Print every entry exactly as written.

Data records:
- - - - - - -
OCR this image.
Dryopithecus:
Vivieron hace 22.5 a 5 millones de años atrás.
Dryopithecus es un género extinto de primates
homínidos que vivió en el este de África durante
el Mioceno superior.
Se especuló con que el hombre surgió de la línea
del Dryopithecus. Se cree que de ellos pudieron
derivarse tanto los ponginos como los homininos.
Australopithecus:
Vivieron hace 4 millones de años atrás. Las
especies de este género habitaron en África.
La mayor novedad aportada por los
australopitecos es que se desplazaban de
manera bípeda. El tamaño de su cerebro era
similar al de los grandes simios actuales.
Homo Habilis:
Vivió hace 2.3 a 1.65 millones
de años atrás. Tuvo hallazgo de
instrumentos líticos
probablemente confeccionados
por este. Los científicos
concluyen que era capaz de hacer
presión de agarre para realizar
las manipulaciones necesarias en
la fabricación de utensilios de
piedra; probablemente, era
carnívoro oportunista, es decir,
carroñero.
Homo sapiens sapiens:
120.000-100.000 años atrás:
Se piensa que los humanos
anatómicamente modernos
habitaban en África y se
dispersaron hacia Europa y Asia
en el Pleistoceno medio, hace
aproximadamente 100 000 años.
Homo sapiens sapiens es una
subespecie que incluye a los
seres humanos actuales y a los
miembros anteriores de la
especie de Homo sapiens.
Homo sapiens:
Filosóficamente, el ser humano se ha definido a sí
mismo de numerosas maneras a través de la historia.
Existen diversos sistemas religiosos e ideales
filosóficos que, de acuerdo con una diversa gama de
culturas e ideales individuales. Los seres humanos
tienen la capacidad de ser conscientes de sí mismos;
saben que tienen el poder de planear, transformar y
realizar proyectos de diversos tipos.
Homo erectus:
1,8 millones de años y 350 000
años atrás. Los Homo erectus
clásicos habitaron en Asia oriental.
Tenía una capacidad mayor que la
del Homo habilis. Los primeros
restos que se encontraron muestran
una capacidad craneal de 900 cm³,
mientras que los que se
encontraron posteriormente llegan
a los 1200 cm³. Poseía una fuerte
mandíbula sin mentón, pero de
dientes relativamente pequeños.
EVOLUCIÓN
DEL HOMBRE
- - - - - - -
WORKED SOLUTION:
OCR this image.
Dryopithecus:
Vivieron hace 22.5 a 5 millones de años atrás.
Dryopithecus es un género extinto de primates
homínidos que vivió en el este de África durante
el Mioceno superior.
Se especuló con que el hombre surgió de la línea
del Dryopithecus. Se cree que de ellos pudieron
derivarse tanto los ponginos como los homininos.
Australopithecus:
Vivieron hace 4 millones de años atrás. Las
especies de este género habitaron en África.
La mayor novedad aportada por los
australopitecos es que se desplazaban de
manera bípeda. El tamaño de su cerebro era
similar al de los grandes simios actuales.
Homo Habilis:
Vivió hace 2.3 a 1.65 millones
de años atrás. Tuvo hallazgo de
instrumentos líticos
probablemente confeccionados
por este. Los científicos
concluyen que era capaz de hacer
presión de agarre para realizar
las manipulaciones necesarias en
la fabricación de utensilios de
piedra; probablemente, era
carnívoro oportunista, es decir,
carroñero.
Homo sapiens sapiens:
120.000-100.000 años atrás:
Se piensa que los humanos
anatómicamente modernos
habitaban en África y se
dispersaron hacia Europa y Asia
en el Pleistoceno medio, hace
aproximadamente 100 000 años.
Homo sapiens sapiens es una
subespecie que incluye a los
seres humanos actuales y a los
miembros anteriores de la
especie de Homo sapiens.
Homo sapiens:
Filosóficamente, el ser humano se ha definido a sí
mismo de numerosas maneras a través de la historia.
Existen diversos sistemas religiosos e ideales
filosóficos que, de acuerdo con una diversa gama de
culturas e ideales individuales. Los seres humanos
tienen la capacidad de ser conscientes de sí mismos;
saben que tienen el poder de planear, transformar y
realizar proyectos de diversos tipos.
Homo erectus:
1,8 millones de años y 350 000
años atrás. Los Homo erectus
clásicos habitaron en Asia oriental.
Tenía una capacidad mayor que la
del Homo habilis. Los primeros
restos que se encontraron muestran
una capacidad craneal de 900 cm³,
mientras que los que se
encontraron posteriormente llegan
a los 1200 cm³. Poseía una fuerte
mandíbula sin mentón, pero de
dientes relativamente pequeños.
EVOLUCIÓN
DEL HOMBRE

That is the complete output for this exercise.